### [Document extract]
==================================================
Doubts and fears are a big part of this journey. Just like rocks and pitfalls are a big part of any long path through unfamiliar territory. It’s OK. They’re supposed to be there. This wouldn’t be a Challenge if you never encountered anything challenging, now would it?

Those doubts and fears have had an enormous impact on me in the past. They got their claws in deep at certain points. As I’ve talked about before, they nearly lead me right up to and over the cliff’s edge of my own death. That happened more than once,… and, to be completely honest and fully transparent about it; it has continued to try to happen, periodically, ever since.

It tried, very seriously, to talk me back out to that edge today.

That voice, that source of all those doubts, the place where all of those fears twist and fester in my heart, it’s all a part of the mountain I’m trying to bring down. It’s all a part of the “enemy” that I face on a daily basis. I hope that you will understand this, that you will feel what I’m feeling and what I need to share. If you’ve been following me on this journey, thus far, I need for you to understand what happened today. I need you to understand what it means.

I consider myself a writer for two reasons, because I am a Lover of words, and more importantly, because I express myself best in the medium of storytelling. At the risk of being corny, that’s how I’m going to proceed today. What I have to express is particularly important and it weighs on me heavily to get this across to you. So, in figurative and metaphorical terms, let me just say that I had an unpleasant but ultimately motivating discussion with my least favorite person this morning. I'm going to relate this encounter as best as I can, in a short, little story that I'll call...

The Lion





In the very early hours, when it was still dark, I happened to wake-up. I laid there for a while. The little telltale throb below my ribs let me know that my back was still very much injured and that, as a result, there would be no walking today.
==================================================
### [Exercise instructions]
1. Answer these questions about the essay on doubts and fears:
(a) What two reasons does the writer give for considering themself a writer?
(b) What title does the writer give the short story?
(c) What told the writer that their back was still injured?
2. In the essay on doubts and fears, rewrite everything from "Doubts and fears are" down to "now would it?", swapping "rocks and pitfalls" for "stones and ditches".
3. Pick up the essay on doubts and fears where it stops and keep the story going.

### [Collected material]
==================================================
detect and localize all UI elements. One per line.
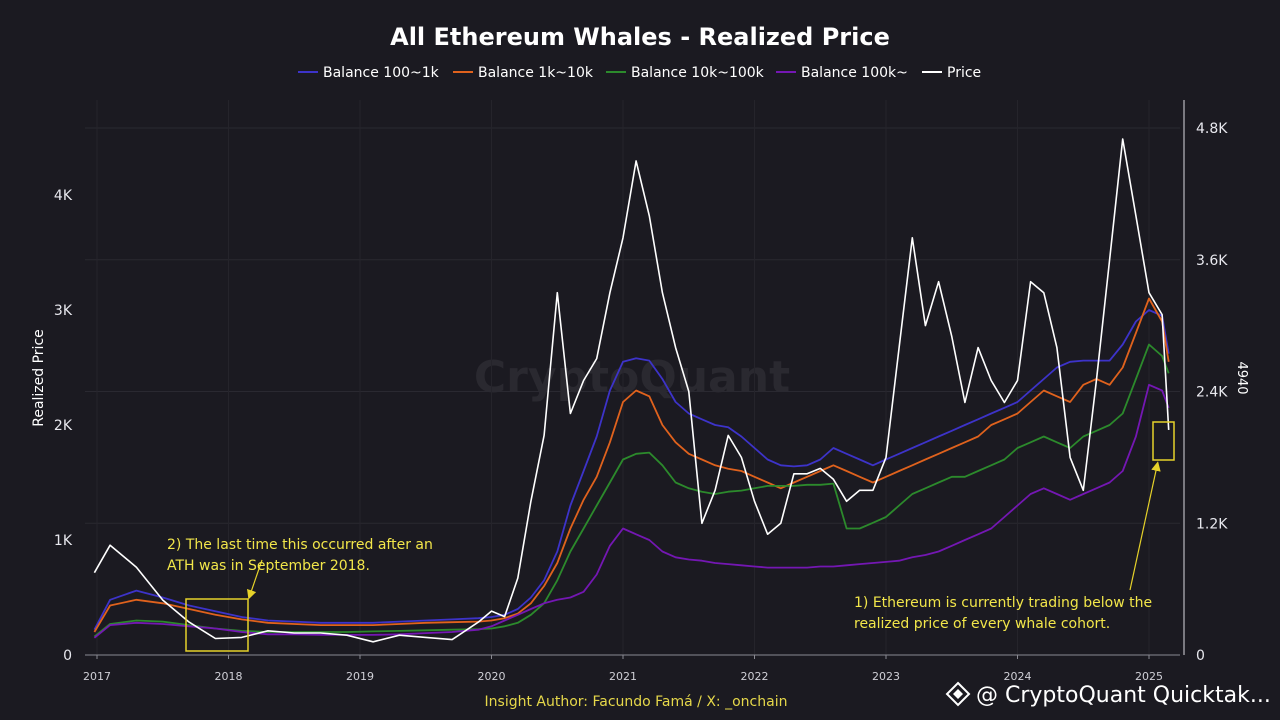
==================================================
### [Replies]
1.
(a) The writer is a Lover of words and, more importantly, expresses themself best through storytelling.
(b) The Lion
(c) The little telltale throb below their ribs.

2.
Doubts and fears are a big part of this journey. Just like stones and ditches are a big part of any long path through unfamiliar territory. It’s OK. They’re supposed to be there. This wouldn’t be a Challenge if you never encountered anything challenging, now would it?

3.
I reflected on things for quite a while, not really knowing how to feel. That place, the inner balancing-scales where I look at myself and my life, has become a very foreign, even alien thing to me ever since I decided to let go of my negativity and self-hatred and to actually fight for myself. It’s new and like in any *new* place I always feel a little out of sorts there, out of my element, at least for now. I was still too tired to feel really frustrated yet. I hadn’t planned on my back-injury keeping me laid-up for as long as it has, and the fact that I still haven’t been able to exercise in nearly a week has added all kinds of anxieties and questions… unknown futures… to my vision of the path.

The Adversary, whom I’ve mentioned before, was there. It’s always there.

I could feel it looming over me, massive, heavy, and equal-parts morose and gleefully cruel. It’s presence is a constant in my life. I’m used to that, such as it is. But, it’s direct attention,… those times when I know it’s eager to push me around and mess with me, bring a feeling similar to the dilating moments in the midst of a car accident or a bad fall, so I can’t be certain how much time had passed before it began to speak.

“I told you so,” it half moaned, half gloated. “Sure, I made quite a bit more progress than I’d ever managed to make before. I guess I can go on feeling proud of that if it makes me feel better. Just remember that a light-bulb always flashes brightest just before it burns out.”

The Adversary, I should note, always refers to itself as if it is me. It tries to convince me that its words are my thoughts and my opinions. It tries to convince me that it is nothing more than the more rational and realistic side of my own mind.

Hearing it’s words, I closed my eyes and tried not to think that way.

“I knew from the start, though. Didn’t I?” it murmured. “I knew that ultimately, there would be too many obstacles for me to be able to overcome them all. I’m just not suited for this life. How much can anyone really expect from someone abandoned by God to face the world in a twisted, broken body carrying three-times its normal weight. In those circumstances,… surrender isn’t a "defeat." It’s an entitlement. There’s no shame in that.”

I kept my eyes closed and repeated to myself,
“I already decided this. I’m not giving up this time. Nothing will make me give this up. To stop me, you’re going to have to kill me,” and I reflected, “There was a time, when my anxiety, laying here in bed, would be because I didn’t *want* to exercise, for fear of pain. Now, I’m just angry because exercising, *in spite of* the pain would be a bad idea, regardless of how much I want to do it. But, I really do *want* to, don’t I? That means something.”

The Adversary didn’t seem convinced. To be honest, I wasn't sure if I was, either. It offered its own perspective on my observation.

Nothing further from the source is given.